● **PROVIDED INFORMATION**

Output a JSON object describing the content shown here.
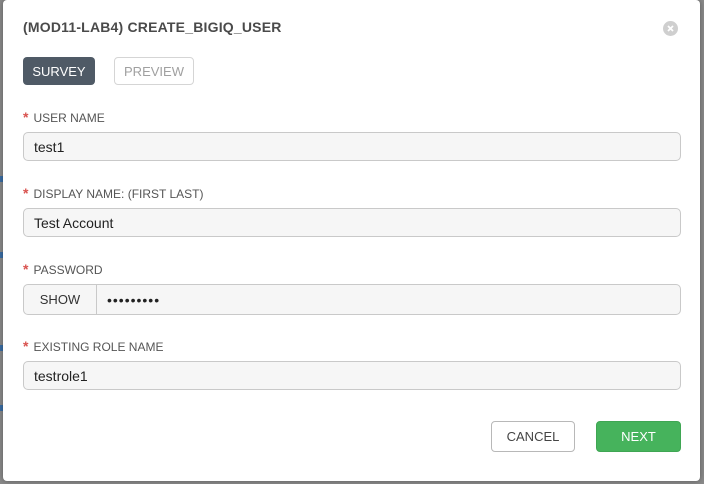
{
  "modal": {
    "title": "(MOD11-LAB4) CREATE_BIGIQ_USER",
    "tabs": [
      {
        "label": "SURVEY",
        "active": true
      },
      {
        "label": "PREVIEW",
        "active": false
      }
    ],
    "required_marker": "*",
    "fields": {
      "user_name": {
        "label": "USER NAME",
        "value": "test1"
      },
      "display_name": {
        "label": "DISPLAY NAME: (FIRST LAST)",
        "value": "Test Account"
      },
      "password": {
        "label": "PASSWORD",
        "show_label": "SHOW",
        "masked_value": "•••••••••"
      },
      "role_name": {
        "label": "EXISTING ROLE NAME",
        "value": "testrole1"
      }
    },
    "buttons": {
      "cancel": "CANCEL",
      "next": "NEXT"
    }
  },
  "colors": {
    "active_tab": "#4f5a66",
    "next_button": "#46b35c",
    "required": "#d9534f"
  }
}
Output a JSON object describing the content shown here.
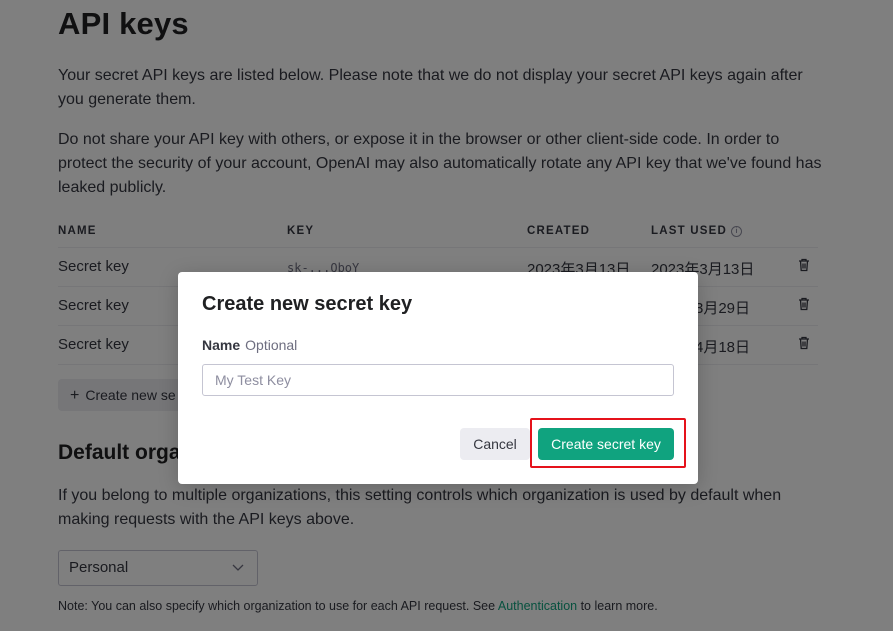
{
  "page": {
    "title": "API keys",
    "intro": "Your secret API keys are listed below. Please note that we do not display your secret API keys again after you generate them.",
    "warning": "Do not share your API key with others, or expose it in the browser or other client-side code. In order to protect the security of your account, OpenAI may also automatically rotate any API key that we've found has leaked publicly."
  },
  "table": {
    "headers": {
      "name": "NAME",
      "key": "KEY",
      "created": "CREATED",
      "last_used": "LAST USED",
      "last_used_info_icon": "info-icon"
    },
    "rows": [
      {
        "name": "Secret key",
        "key": "sk-...QboY",
        "created": "2023年3月13日",
        "last_used": "2023年3月13日",
        "delete_icon": "trash-icon"
      },
      {
        "name": "Secret key",
        "key": "",
        "created": "",
        "last_used": "3月29日",
        "delete_icon": "trash-icon"
      },
      {
        "name": "Secret key",
        "key": "",
        "created": "",
        "last_used": "4月18日",
        "delete_icon": "trash-icon"
      }
    ]
  },
  "create_button": {
    "icon": "plus-icon",
    "label": "Create new se"
  },
  "default_org": {
    "title": "Default organ",
    "description": "If you belong to multiple organizations, this setting controls which organization is used by default when making requests with the API keys above.",
    "select_value": "Personal",
    "select_icon": "chevron-down-icon"
  },
  "note": {
    "prefix": "Note: You can also specify which organization to use for each API request. See ",
    "link": "Authentication",
    "suffix": " to learn more."
  },
  "modal": {
    "title": "Create new secret key",
    "field_label": "Name",
    "field_optional": "Optional",
    "input_placeholder": "My Test Key",
    "input_value": "",
    "cancel_label": "Cancel",
    "submit_label": "Create secret key"
  },
  "colors": {
    "accent": "#10a37f",
    "highlight": "#e5121b",
    "overlay": "rgba(0,0,0,0.5)"
  }
}
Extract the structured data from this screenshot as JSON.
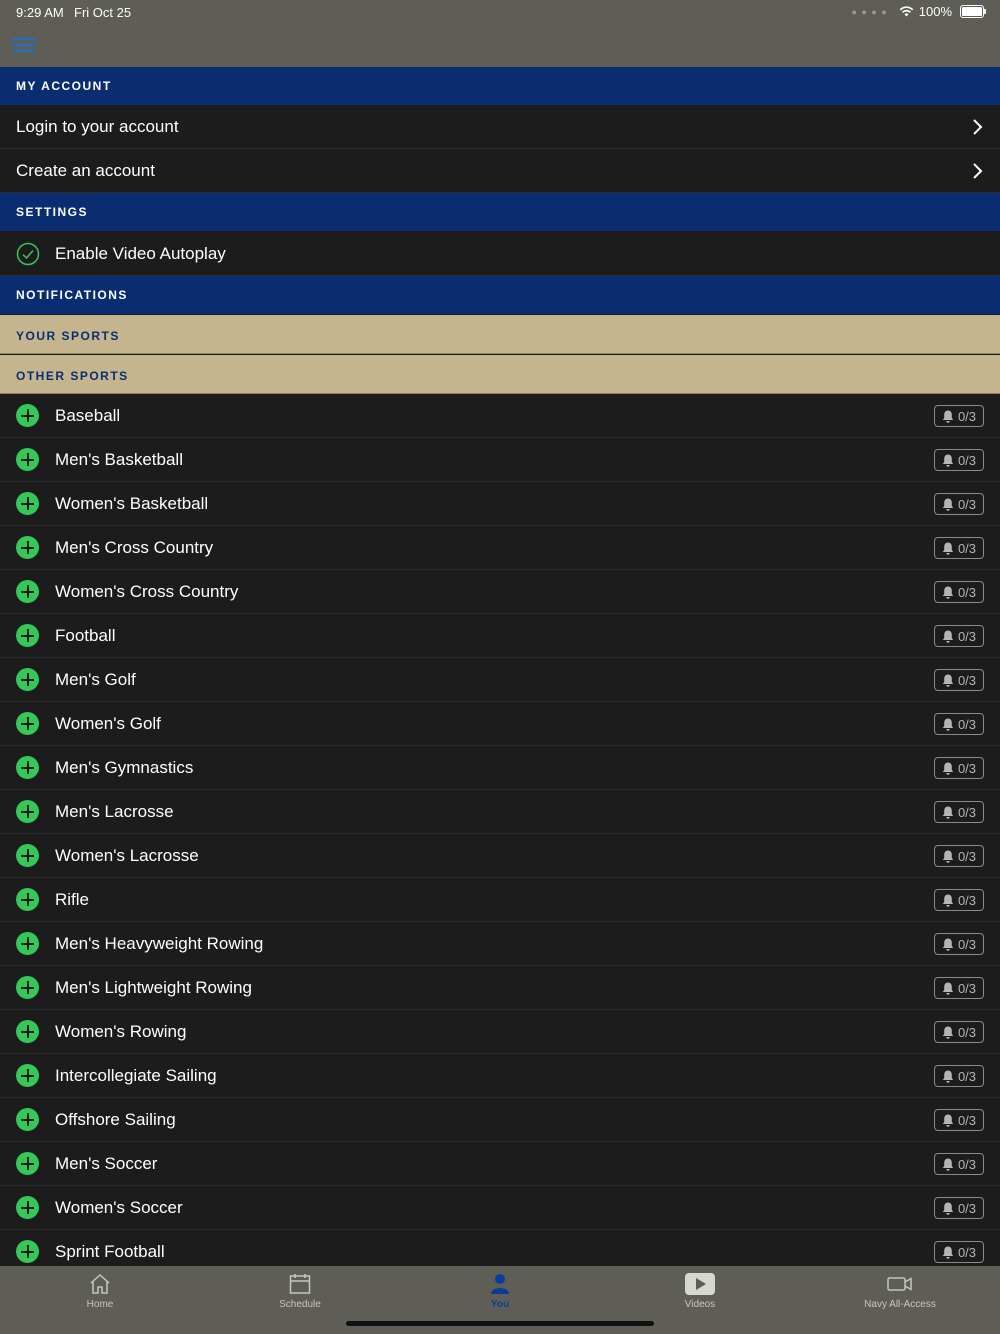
{
  "status_bar": {
    "time": "9:29 AM",
    "date": "Fri Oct 25",
    "battery": "100%"
  },
  "sections": {
    "my_account": "MY ACCOUNT",
    "settings": "SETTINGS",
    "notifications": "NOTIFICATIONS",
    "your_sports": "YOUR SPORTS",
    "other_sports": "OTHER SPORTS"
  },
  "account_items": {
    "login": "Login to your account",
    "create": "Create an account"
  },
  "settings_items": {
    "autoplay": "Enable Video Autoplay"
  },
  "sports": [
    {
      "name": "Baseball",
      "count": "0/3"
    },
    {
      "name": "Men's Basketball",
      "count": "0/3"
    },
    {
      "name": "Women's Basketball",
      "count": "0/3"
    },
    {
      "name": "Men's Cross Country",
      "count": "0/3"
    },
    {
      "name": "Women's Cross Country",
      "count": "0/3"
    },
    {
      "name": "Football",
      "count": "0/3"
    },
    {
      "name": "Men's Golf",
      "count": "0/3"
    },
    {
      "name": "Women's Golf",
      "count": "0/3"
    },
    {
      "name": "Men's Gymnastics",
      "count": "0/3"
    },
    {
      "name": "Men's Lacrosse",
      "count": "0/3"
    },
    {
      "name": "Women's Lacrosse",
      "count": "0/3"
    },
    {
      "name": "Rifle",
      "count": "0/3"
    },
    {
      "name": "Men's Heavyweight Rowing",
      "count": "0/3"
    },
    {
      "name": "Men's Lightweight Rowing",
      "count": "0/3"
    },
    {
      "name": "Women's Rowing",
      "count": "0/3"
    },
    {
      "name": "Intercollegiate Sailing",
      "count": "0/3"
    },
    {
      "name": "Offshore Sailing",
      "count": "0/3"
    },
    {
      "name": "Men's Soccer",
      "count": "0/3"
    },
    {
      "name": "Women's Soccer",
      "count": "0/3"
    },
    {
      "name": "Sprint Football",
      "count": "0/3"
    }
  ],
  "tabs": [
    {
      "label": "Home",
      "icon": "home-icon"
    },
    {
      "label": "Schedule",
      "icon": "calendar-icon"
    },
    {
      "label": "You",
      "icon": "person-icon"
    },
    {
      "label": "Videos",
      "icon": "play-icon"
    },
    {
      "label": "Navy All-Access",
      "icon": "video-camera-icon"
    }
  ],
  "colors": {
    "section_header": "#0a2d72",
    "sub_header": "#c4b58f",
    "accent_green": "#34c759",
    "active_tab": "#0a3d9a"
  }
}
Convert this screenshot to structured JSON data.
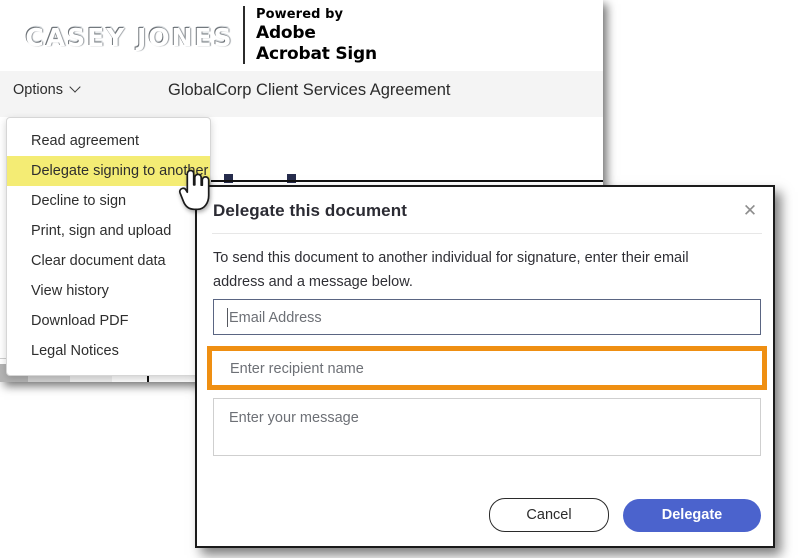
{
  "brand": {
    "logo_text": "CASEY JONES",
    "powered_by": "Powered by",
    "adobe": "Adobe",
    "product": "Acrobat Sign"
  },
  "toolbar": {
    "options_label": "Options",
    "chevron_icon": "chevron-down-icon",
    "document_title": "GlobalCorp Client Services Agreement"
  },
  "options_menu": {
    "items": [
      {
        "label": "Read agreement",
        "highlighted": false
      },
      {
        "label": "Delegate signing to another",
        "highlighted": true
      },
      {
        "label": "Decline to sign",
        "highlighted": false
      },
      {
        "label": "Print, sign and upload",
        "highlighted": false
      },
      {
        "label": "Clear document data",
        "highlighted": false
      },
      {
        "label": "View history",
        "highlighted": false
      },
      {
        "label": "Download PDF",
        "highlighted": false
      },
      {
        "label": "Legal Notices",
        "highlighted": false
      }
    ],
    "highlight_color": "#f4ec74"
  },
  "cursor": {
    "icon": "hand-pointer-cursor"
  },
  "dialog": {
    "title": "Delegate this document",
    "close_icon": "close-icon",
    "close_glyph": "✕",
    "description": "To send this document to another individual for signature, enter their email address and a message below.",
    "fields": {
      "email": {
        "placeholder": "Email Address",
        "value": "",
        "focused": true
      },
      "recipient_name": {
        "placeholder": "Enter recipient name",
        "value": "",
        "highlight_color": "#ef8f12"
      },
      "message": {
        "placeholder": "Enter your message",
        "value": ""
      }
    },
    "buttons": {
      "cancel": "Cancel",
      "delegate": "Delegate",
      "primary_color": "#4b63cd"
    }
  }
}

● **EXERCISE AIM**
Make an exact copy of the records shown above, without the pictures.

● **COMPLETE ANSWER**
Output a JSON object describing the content shown here.
{
  "modal": {
    "title": "(MOD11-LAB4) CREATE_BIGIQ_USER",
    "tabs": [
      {
        "label": "SURVEY",
        "active": true
      },
      {
        "label": "PREVIEW",
        "active": false
      }
    ],
    "required_marker": "*",
    "fields": {
      "user_name": {
        "label": "USER NAME",
        "value": "test1"
      },
      "display_name": {
        "label": "DISPLAY NAME: (FIRST LAST)",
        "value": "Test Account"
      },
      "password": {
        "label": "PASSWORD",
        "show_label": "SHOW",
        "masked_value": "•••••••••"
      },
      "role_name": {
        "label": "EXISTING ROLE NAME",
        "value": "testrole1"
      }
    },
    "buttons": {
      "cancel": "CANCEL",
      "next": "NEXT"
    }
  },
  "colors": {
    "active_tab": "#4f5a66",
    "next_button": "#46b35c",
    "required": "#d9534f"
  }
}
Output a JSON object describing the content shown here.
{
  "page": {
    "title": "API keys",
    "intro": "Your secret API keys are listed below. Please note that we do not display your secret API keys again after you generate them.",
    "warning": "Do not share your API key with others, or expose it in the browser or other client-side code. In order to protect the security of your account, OpenAI may also automatically rotate any API key that we've found has leaked publicly."
  },
  "table": {
    "headers": {
      "name": "NAME",
      "key": "KEY",
      "created": "CREATED",
      "last_used": "LAST USED",
      "last_used_info_icon": "info-icon"
    },
    "rows": [
      {
        "name": "Secret key",
        "key": "sk-...QboY",
        "created": "2023年3月13日",
        "last_used": "2023年3月13日",
        "delete_icon": "trash-icon"
      },
      {
        "name": "Secret key",
        "key": "",
        "created": "",
        "last_used": "3月29日",
        "delete_icon": "trash-icon"
      },
      {
        "name": "Secret key",
        "key": "",
        "created": "",
        "last_used": "4月18日",
        "delete_icon": "trash-icon"
      }
    ]
  },
  "create_button": {
    "icon": "plus-icon",
    "label": "Create new se"
  },
  "default_org": {
    "title": "Default organ",
    "description": "If you belong to multiple organizations, this setting controls which organization is used by default when making requests with the API keys above.",
    "select_value": "Personal",
    "select_icon": "chevron-down-icon"
  },
  "note": {
    "prefix": "Note: You can also specify which organization to use for each API request. See ",
    "link": "Authentication",
    "suffix": " to learn more."
  },
  "modal": {
    "title": "Create new secret key",
    "field_label": "Name",
    "field_optional": "Optional",
    "input_placeholder": "My Test Key",
    "input_value": "",
    "cancel_label": "Cancel",
    "submit_label": "Create secret key"
  },
  "colors": {
    "accent": "#10a37f",
    "highlight": "#e5121b",
    "overlay": "rgba(0,0,0,0.5)"
  }
}
Extract the structured data from this screenshot as JSON.
{
  "status_bar": {
    "time": "9:29 AM",
    "date": "Fri Oct 25",
    "battery": "100%"
  },
  "sections": {
    "my_account": "MY ACCOUNT",
    "settings": "SETTINGS",
    "notifications": "NOTIFICATIONS",
    "your_sports": "YOUR SPORTS",
    "other_sports": "OTHER SPORTS"
  },
  "account_items": {
    "login": "Login to your account",
    "create": "Create an account"
  },
  "settings_items": {
    "autoplay": "Enable Video Autoplay"
  },
  "sports": [
    {
      "name": "Baseball",
      "count": "0/3"
    },
    {
      "name": "Men's Basketball",
      "count": "0/3"
    },
    {
      "name": "Women's Basketball",
      "count": "0/3"
    },
    {
      "name": "Men's Cross Country",
      "count": "0/3"
    },
    {
      "name": "Women's Cross Country",
      "count": "0/3"
    },
    {
      "name": "Football",
      "count": "0/3"
    },
    {
      "name": "Men's Golf",
      "count": "0/3"
    },
    {
      "name": "Women's Golf",
      "count": "0/3"
    },
    {
      "name": "Men's Gymnastics",
      "count": "0/3"
    },
    {
      "name": "Men's Lacrosse",
      "count": "0/3"
    },
    {
      "name": "Women's Lacrosse",
      "count": "0/3"
    },
    {
      "name": "Rifle",
      "count": "0/3"
    },
    {
      "name": "Men's Heavyweight Rowing",
      "count": "0/3"
    },
    {
      "name": "Men's Lightweight Rowing",
      "count": "0/3"
    },
    {
      "name": "Women's Rowing",
      "count": "0/3"
    },
    {
      "name": "Intercollegiate Sailing",
      "count": "0/3"
    },
    {
      "name": "Offshore Sailing",
      "count": "0/3"
    },
    {
      "name": "Men's Soccer",
      "count": "0/3"
    },
    {
      "name": "Women's Soccer",
      "count": "0/3"
    },
    {
      "name": "Sprint Football",
      "count": "0/3"
    }
  ],
  "tabs": [
    {
      "label": "Home",
      "icon": "home-icon"
    },
    {
      "label": "Schedule",
      "icon": "calendar-icon"
    },
    {
      "label": "You",
      "icon": "person-icon"
    },
    {
      "label": "Videos",
      "icon": "play-icon"
    },
    {
      "label": "Navy All-Access",
      "icon": "video-camera-icon"
    }
  ],
  "colors": {
    "section_header": "#0a2d72",
    "sub_header": "#c4b58f",
    "accent_green": "#34c759",
    "active_tab": "#0a3d9a"
  }
}
Convert this screenshot to structured JSON data.
{
  "brand": {
    "logo_text": "CASEY JONES",
    "powered_by": "Powered by",
    "adobe": "Adobe",
    "product": "Acrobat Sign"
  },
  "toolbar": {
    "options_label": "Options",
    "chevron_icon": "chevron-down-icon",
    "document_title": "GlobalCorp Client Services Agreement"
  },
  "options_menu": {
    "items": [
      {
        "label": "Read agreement",
        "highlighted": false
      },
      {
        "label": "Delegate signing to another",
        "highlighted": true
      },
      {
        "label": "Decline to sign",
        "highlighted": false
      },
      {
        "label": "Print, sign and upload",
        "highlighted": false
      },
      {
        "label": "Clear document data",
        "highlighted": false
      },
      {
        "label": "View history",
        "highlighted": false
      },
      {
        "label": "Download PDF",
        "highlighted": false
      },
      {
        "label": "Legal Notices",
        "highlighted": false
      }
    ],
    "highlight_color": "#f4ec74"
  },
  "cursor": {
    "icon": "hand-pointer-cursor"
  },
  "dialog": {
    "title": "Delegate this document",
    "close_icon": "close-icon",
    "close_glyph": "✕",
    "description": "To send this document to another individual for signature, enter their email address and a message below.",
    "fields": {
      "email": {
        "placeholder": "Email Address",
        "value": "",
        "focused": true
      },
      "recipient_name": {
        "placeholder": "Enter recipient name",
        "value": "",
        "highlight_color": "#ef8f12"
      },
      "message": {
        "placeholder": "Enter your message",
        "value": ""
      }
    },
    "buttons": {
      "cancel": "Cancel",
      "delegate": "Delegate",
      "primary_color": "#4b63cd"
    }
  }
}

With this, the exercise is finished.